> _TASK REQUIREMENTS_
Reproduce the full listing below unchanged, apart from the pictures.

> _DATA LINES_
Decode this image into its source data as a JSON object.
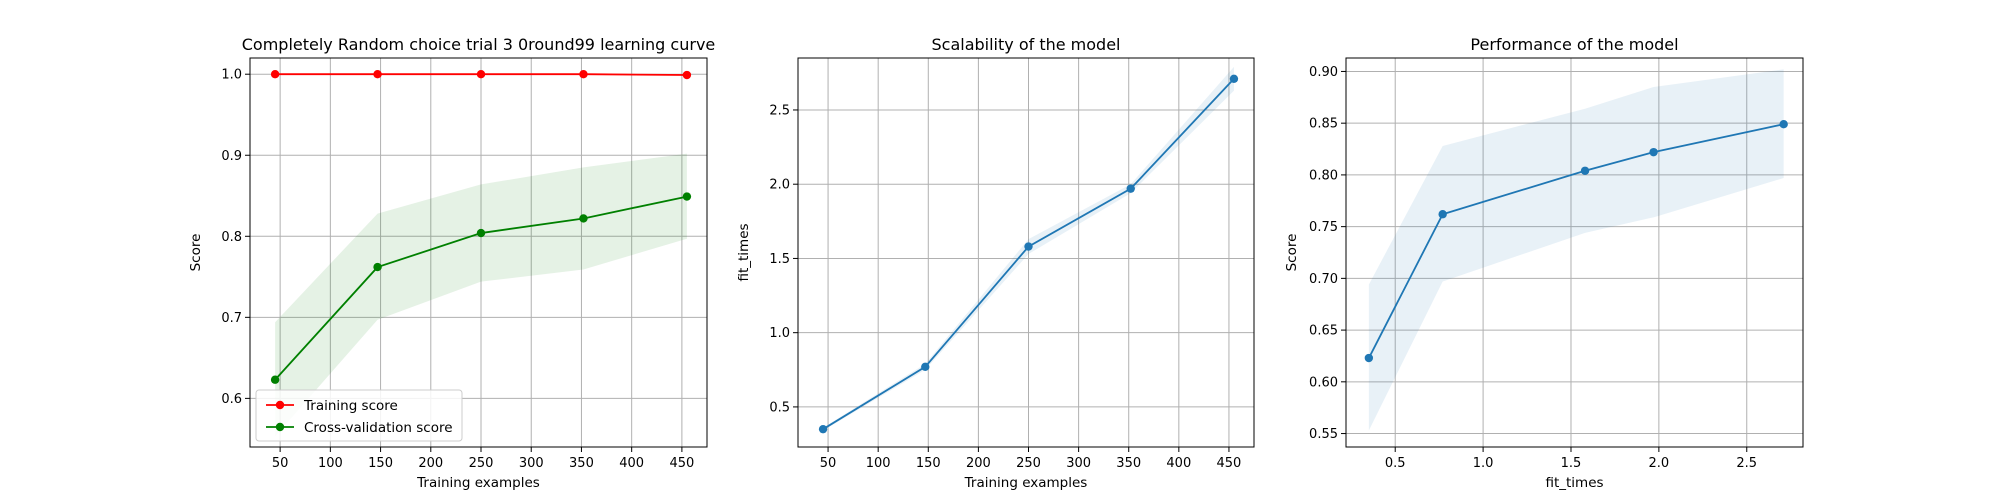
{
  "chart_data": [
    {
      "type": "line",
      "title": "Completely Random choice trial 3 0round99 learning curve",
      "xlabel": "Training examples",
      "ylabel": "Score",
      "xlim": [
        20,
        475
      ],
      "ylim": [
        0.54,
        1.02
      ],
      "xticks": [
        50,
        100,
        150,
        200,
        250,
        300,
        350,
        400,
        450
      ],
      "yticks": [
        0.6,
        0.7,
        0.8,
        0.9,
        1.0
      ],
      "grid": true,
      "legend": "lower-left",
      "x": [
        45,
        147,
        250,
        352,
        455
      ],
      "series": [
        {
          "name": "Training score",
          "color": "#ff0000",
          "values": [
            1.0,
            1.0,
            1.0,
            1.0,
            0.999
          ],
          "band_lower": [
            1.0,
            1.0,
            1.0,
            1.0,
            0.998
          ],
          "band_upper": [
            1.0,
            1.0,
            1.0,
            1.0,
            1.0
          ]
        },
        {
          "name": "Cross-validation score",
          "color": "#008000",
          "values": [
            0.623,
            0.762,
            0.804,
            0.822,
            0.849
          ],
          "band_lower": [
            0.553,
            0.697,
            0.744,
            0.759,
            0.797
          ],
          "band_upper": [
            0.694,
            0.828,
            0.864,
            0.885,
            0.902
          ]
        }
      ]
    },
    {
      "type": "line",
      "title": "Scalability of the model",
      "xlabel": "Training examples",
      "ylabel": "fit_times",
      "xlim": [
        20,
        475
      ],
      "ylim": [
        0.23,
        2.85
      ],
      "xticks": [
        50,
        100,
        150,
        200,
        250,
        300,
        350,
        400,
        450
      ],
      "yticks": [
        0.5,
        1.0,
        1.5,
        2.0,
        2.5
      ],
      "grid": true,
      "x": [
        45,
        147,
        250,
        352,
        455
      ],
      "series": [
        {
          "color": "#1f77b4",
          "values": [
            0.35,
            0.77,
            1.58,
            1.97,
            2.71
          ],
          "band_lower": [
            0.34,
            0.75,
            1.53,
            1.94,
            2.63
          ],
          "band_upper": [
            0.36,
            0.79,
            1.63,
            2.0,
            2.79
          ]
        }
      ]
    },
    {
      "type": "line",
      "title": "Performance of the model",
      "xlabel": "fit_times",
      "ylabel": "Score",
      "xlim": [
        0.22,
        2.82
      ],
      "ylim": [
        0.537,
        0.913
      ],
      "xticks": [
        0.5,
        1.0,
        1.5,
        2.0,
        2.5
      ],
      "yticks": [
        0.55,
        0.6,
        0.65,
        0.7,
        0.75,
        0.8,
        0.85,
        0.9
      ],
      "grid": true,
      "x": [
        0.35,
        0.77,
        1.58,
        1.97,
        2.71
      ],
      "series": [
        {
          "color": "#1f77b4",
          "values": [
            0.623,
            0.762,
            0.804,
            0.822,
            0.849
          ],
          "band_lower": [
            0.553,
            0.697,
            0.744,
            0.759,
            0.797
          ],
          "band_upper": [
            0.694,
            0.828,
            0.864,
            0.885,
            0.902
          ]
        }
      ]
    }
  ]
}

> _EXPECTED ANSWER_
Decode this image into its source data as a JSON object.
{
  "chart_data": [
    {
      "type": "line",
      "title": "Completely Random choice trial 3 0round99 learning curve",
      "xlabel": "Training examples",
      "ylabel": "Score",
      "xlim": [
        20,
        475
      ],
      "ylim": [
        0.54,
        1.02
      ],
      "xticks": [
        50,
        100,
        150,
        200,
        250,
        300,
        350,
        400,
        450
      ],
      "yticks": [
        0.6,
        0.7,
        0.8,
        0.9,
        1.0
      ],
      "grid": true,
      "legend": "lower-left",
      "x": [
        45,
        147,
        250,
        352,
        455
      ],
      "series": [
        {
          "name": "Training score",
          "color": "#ff0000",
          "values": [
            1.0,
            1.0,
            1.0,
            1.0,
            0.999
          ],
          "band_lower": [
            1.0,
            1.0,
            1.0,
            1.0,
            0.998
          ],
          "band_upper": [
            1.0,
            1.0,
            1.0,
            1.0,
            1.0
          ]
        },
        {
          "name": "Cross-validation score",
          "color": "#008000",
          "values": [
            0.623,
            0.762,
            0.804,
            0.822,
            0.849
          ],
          "band_lower": [
            0.553,
            0.697,
            0.744,
            0.759,
            0.797
          ],
          "band_upper": [
            0.694,
            0.828,
            0.864,
            0.885,
            0.902
          ]
        }
      ]
    },
    {
      "type": "line",
      "title": "Scalability of the model",
      "xlabel": "Training examples",
      "ylabel": "fit_times",
      "xlim": [
        20,
        475
      ],
      "ylim": [
        0.23,
        2.85
      ],
      "xticks": [
        50,
        100,
        150,
        200,
        250,
        300,
        350,
        400,
        450
      ],
      "yticks": [
        0.5,
        1.0,
        1.5,
        2.0,
        2.5
      ],
      "grid": true,
      "x": [
        45,
        147,
        250,
        352,
        455
      ],
      "series": [
        {
          "color": "#1f77b4",
          "values": [
            0.35,
            0.77,
            1.58,
            1.97,
            2.71
          ],
          "band_lower": [
            0.34,
            0.75,
            1.53,
            1.94,
            2.63
          ],
          "band_upper": [
            0.36,
            0.79,
            1.63,
            2.0,
            2.79
          ]
        }
      ]
    },
    {
      "type": "line",
      "title": "Performance of the model",
      "xlabel": "fit_times",
      "ylabel": "Score",
      "xlim": [
        0.22,
        2.82
      ],
      "ylim": [
        0.537,
        0.913
      ],
      "xticks": [
        0.5,
        1.0,
        1.5,
        2.0,
        2.5
      ],
      "yticks": [
        0.55,
        0.6,
        0.65,
        0.7,
        0.75,
        0.8,
        0.85,
        0.9
      ],
      "grid": true,
      "x": [
        0.35,
        0.77,
        1.58,
        1.97,
        2.71
      ],
      "series": [
        {
          "color": "#1f77b4",
          "values": [
            0.623,
            0.762,
            0.804,
            0.822,
            0.849
          ],
          "band_lower": [
            0.553,
            0.697,
            0.744,
            0.759,
            0.797
          ],
          "band_upper": [
            0.694,
            0.828,
            0.864,
            0.885,
            0.902
          ]
        }
      ]
    }
  ]
}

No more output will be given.